▶ What you should do
Copy the data from the line that contains "Enumerate this screenshot's" to its last line, exactly, including both of those lines and leaving out everything before.

Raw records:
┄┄┄┄┄┄

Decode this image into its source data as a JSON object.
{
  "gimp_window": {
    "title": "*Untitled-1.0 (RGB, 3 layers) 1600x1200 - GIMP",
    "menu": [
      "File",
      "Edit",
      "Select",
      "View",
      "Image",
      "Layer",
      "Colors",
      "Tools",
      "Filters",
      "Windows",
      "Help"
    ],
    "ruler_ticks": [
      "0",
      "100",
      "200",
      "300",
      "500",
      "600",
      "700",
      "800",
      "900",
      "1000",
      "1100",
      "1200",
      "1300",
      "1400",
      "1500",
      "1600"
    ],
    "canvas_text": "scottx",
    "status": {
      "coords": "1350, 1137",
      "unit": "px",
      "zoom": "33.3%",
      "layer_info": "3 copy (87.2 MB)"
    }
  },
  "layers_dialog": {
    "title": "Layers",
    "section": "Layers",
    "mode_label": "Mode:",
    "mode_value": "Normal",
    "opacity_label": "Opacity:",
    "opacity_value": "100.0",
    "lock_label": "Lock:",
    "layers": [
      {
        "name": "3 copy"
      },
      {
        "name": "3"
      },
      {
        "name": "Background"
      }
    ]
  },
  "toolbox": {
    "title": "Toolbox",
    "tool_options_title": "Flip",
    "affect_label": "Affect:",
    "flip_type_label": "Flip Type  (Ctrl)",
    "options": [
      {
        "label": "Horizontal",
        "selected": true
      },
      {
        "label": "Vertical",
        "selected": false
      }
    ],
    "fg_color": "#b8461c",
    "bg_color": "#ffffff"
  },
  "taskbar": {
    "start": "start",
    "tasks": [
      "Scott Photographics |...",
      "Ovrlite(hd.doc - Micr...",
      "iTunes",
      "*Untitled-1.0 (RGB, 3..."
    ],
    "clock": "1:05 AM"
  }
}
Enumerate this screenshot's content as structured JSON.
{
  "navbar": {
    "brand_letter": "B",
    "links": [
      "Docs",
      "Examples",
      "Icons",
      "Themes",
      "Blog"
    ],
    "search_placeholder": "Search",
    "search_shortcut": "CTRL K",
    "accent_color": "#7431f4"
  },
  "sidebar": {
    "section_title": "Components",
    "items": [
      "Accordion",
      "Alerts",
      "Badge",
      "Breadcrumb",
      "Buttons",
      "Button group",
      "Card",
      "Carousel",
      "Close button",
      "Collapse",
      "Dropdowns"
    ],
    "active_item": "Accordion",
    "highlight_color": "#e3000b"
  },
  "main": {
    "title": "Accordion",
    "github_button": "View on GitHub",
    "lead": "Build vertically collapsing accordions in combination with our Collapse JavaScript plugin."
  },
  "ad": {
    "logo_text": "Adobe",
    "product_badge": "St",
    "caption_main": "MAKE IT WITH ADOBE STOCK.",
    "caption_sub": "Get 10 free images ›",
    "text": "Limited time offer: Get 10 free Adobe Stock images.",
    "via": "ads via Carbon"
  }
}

┄┄┄┄┄┄

▶ Worked answer
Enumerate this screenshot's content as structured JSON.
{
  "navbar": {
    "brand_letter": "B",
    "links": [
      "Docs",
      "Examples",
      "Icons",
      "Themes",
      "Blog"
    ],
    "search_placeholder": "Search",
    "search_shortcut": "CTRL K",
    "accent_color": "#7431f4"
  },
  "sidebar": {
    "section_title": "Components",
    "items": [
      "Accordion",
      "Alerts",
      "Badge",
      "Breadcrumb",
      "Buttons",
      "Button group",
      "Card",
      "Carousel",
      "Close button",
      "Collapse",
      "Dropdowns"
    ],
    "active_item": "Accordion",
    "highlight_color": "#e3000b"
  },
  "main": {
    "title": "Accordion",
    "github_button": "View on GitHub",
    "lead": "Build vertically collapsing accordions in combination with our Collapse JavaScript plugin."
  },
  "ad": {
    "logo_text": "Adobe",
    "product_badge": "St",
    "caption_main": "MAKE IT WITH ADOBE STOCK.",
    "caption_sub": "Get 10 free images ›",
    "text": "Limited time offer: Get 10 free Adobe Stock images.",
    "via": "ads via Carbon"
  }
}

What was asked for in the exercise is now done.